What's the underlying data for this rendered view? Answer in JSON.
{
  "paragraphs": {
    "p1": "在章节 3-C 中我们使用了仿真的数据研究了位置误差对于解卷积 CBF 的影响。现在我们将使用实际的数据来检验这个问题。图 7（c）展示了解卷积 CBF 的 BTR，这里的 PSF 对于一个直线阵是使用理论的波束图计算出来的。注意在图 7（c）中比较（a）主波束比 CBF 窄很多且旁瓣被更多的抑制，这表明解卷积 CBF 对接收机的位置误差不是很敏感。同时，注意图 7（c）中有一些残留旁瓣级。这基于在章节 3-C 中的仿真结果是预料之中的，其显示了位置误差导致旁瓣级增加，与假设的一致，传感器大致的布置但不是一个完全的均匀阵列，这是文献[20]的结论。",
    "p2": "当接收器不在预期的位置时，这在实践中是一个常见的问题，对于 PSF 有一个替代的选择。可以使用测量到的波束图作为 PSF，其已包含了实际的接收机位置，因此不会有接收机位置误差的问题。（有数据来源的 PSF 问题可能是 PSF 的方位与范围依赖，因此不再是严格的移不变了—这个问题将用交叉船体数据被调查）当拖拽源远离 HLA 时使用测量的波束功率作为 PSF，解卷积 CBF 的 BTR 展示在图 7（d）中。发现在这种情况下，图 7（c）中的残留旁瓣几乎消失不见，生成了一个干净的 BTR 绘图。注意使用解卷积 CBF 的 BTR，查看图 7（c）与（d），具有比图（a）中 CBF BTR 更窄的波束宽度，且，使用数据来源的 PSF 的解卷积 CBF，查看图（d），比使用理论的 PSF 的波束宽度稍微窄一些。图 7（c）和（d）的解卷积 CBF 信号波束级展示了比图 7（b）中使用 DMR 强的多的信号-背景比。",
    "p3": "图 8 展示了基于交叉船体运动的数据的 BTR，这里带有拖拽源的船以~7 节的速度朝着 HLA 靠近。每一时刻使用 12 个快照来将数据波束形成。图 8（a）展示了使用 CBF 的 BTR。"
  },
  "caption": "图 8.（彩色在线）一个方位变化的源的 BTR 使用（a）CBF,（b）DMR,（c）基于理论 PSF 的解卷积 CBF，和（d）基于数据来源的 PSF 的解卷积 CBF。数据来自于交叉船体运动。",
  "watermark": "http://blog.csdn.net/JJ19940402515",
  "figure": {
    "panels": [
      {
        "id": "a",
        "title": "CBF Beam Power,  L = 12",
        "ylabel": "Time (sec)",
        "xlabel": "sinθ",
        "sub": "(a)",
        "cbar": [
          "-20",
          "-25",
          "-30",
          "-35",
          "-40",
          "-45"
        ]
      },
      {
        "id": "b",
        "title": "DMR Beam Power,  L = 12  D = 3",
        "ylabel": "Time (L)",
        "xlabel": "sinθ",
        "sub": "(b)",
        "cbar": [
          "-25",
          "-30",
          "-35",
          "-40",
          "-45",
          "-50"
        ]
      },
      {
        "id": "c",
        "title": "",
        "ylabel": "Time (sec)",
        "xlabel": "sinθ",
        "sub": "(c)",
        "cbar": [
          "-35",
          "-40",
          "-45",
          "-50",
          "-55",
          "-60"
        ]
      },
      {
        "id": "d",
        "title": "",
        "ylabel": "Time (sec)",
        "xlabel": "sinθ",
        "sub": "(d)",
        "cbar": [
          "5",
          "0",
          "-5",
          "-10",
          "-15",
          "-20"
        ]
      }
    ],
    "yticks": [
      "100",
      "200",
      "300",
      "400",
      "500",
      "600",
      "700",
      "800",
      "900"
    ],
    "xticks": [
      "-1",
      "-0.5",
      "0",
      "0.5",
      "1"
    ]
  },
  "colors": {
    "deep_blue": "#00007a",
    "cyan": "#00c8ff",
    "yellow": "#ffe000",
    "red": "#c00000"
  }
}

★ ★ ★ ★ ★

**What is expected:** Reproduce the material exactly, with every line intact.

**Output below:**
What's the underlying data for this rendered view? Answer in JSON.
{
  "paragraphs": {
    "p1": "在章节 3-C 中我们使用了仿真的数据研究了位置误差对于解卷积 CBF 的影响。现在我们将使用实际的数据来检验这个问题。图 7（c）展示了解卷积 CBF 的 BTR，这里的 PSF 对于一个直线阵是使用理论的波束图计算出来的。注意在图 7（c）中比较（a）主波束比 CBF 窄很多且旁瓣被更多的抑制，这表明解卷积 CBF 对接收机的位置误差不是很敏感。同时，注意图 7（c）中有一些残留旁瓣级。这基于在章节 3-C 中的仿真结果是预料之中的，其显示了位置误差导致旁瓣级增加，与假设的一致，传感器大致的布置但不是一个完全的均匀阵列，这是文献[20]的结论。",
    "p2": "当接收器不在预期的位置时，这在实践中是一个常见的问题，对于 PSF 有一个替代的选择。可以使用测量到的波束图作为 PSF，其已包含了实际的接收机位置，因此不会有接收机位置误差的问题。（有数据来源的 PSF 问题可能是 PSF 的方位与范围依赖，因此不再是严格的移不变了—这个问题将用交叉船体数据被调查）当拖拽源远离 HLA 时使用测量的波束功率作为 PSF，解卷积 CBF 的 BTR 展示在图 7（d）中。发现在这种情况下，图 7（c）中的残留旁瓣几乎消失不见，生成了一个干净的 BTR 绘图。注意使用解卷积 CBF 的 BTR，查看图 7（c）与（d），具有比图（a）中 CBF BTR 更窄的波束宽度，且，使用数据来源的 PSF 的解卷积 CBF，查看图（d），比使用理论的 PSF 的波束宽度稍微窄一些。图 7（c）和（d）的解卷积 CBF 信号波束级展示了比图 7（b）中使用 DMR 强的多的信号-背景比。",
    "p3": "图 8 展示了基于交叉船体运动的数据的 BTR，这里带有拖拽源的船以~7 节的速度朝着 HLA 靠近。每一时刻使用 12 个快照来将数据波束形成。图 8（a）展示了使用 CBF 的 BTR。"
  },
  "caption": "图 8.（彩色在线）一个方位变化的源的 BTR 使用（a）CBF,（b）DMR,（c）基于理论 PSF 的解卷积 CBF，和（d）基于数据来源的 PSF 的解卷积 CBF。数据来自于交叉船体运动。",
  "watermark": "http://blog.csdn.net/JJ19940402515",
  "figure": {
    "panels": [
      {
        "id": "a",
        "title": "CBF Beam Power,  L = 12",
        "ylabel": "Time (sec)",
        "xlabel": "sinθ",
        "sub": "(a)",
        "cbar": [
          "-20",
          "-25",
          "-30",
          "-35",
          "-40",
          "-45"
        ]
      },
      {
        "id": "b",
        "title": "DMR Beam Power,  L = 12  D = 3",
        "ylabel": "Time (L)",
        "xlabel": "sinθ",
        "sub": "(b)",
        "cbar": [
          "-25",
          "-30",
          "-35",
          "-40",
          "-45",
          "-50"
        ]
      },
      {
        "id": "c",
        "title": "",
        "ylabel": "Time (sec)",
        "xlabel": "sinθ",
        "sub": "(c)",
        "cbar": [
          "-35",
          "-40",
          "-45",
          "-50",
          "-55",
          "-60"
        ]
      },
      {
        "id": "d",
        "title": "",
        "ylabel": "Time (sec)",
        "xlabel": "sinθ",
        "sub": "(d)",
        "cbar": [
          "5",
          "0",
          "-5",
          "-10",
          "-15",
          "-20"
        ]
      }
    ],
    "yticks": [
      "100",
      "200",
      "300",
      "400",
      "500",
      "600",
      "700",
      "800",
      "900"
    ],
    "xticks": [
      "-1",
      "-0.5",
      "0",
      "0.5",
      "1"
    ]
  },
  "colors": {
    "deep_blue": "#00007a",
    "cyan": "#00c8ff",
    "yellow": "#ffe000",
    "red": "#c00000"
  }
}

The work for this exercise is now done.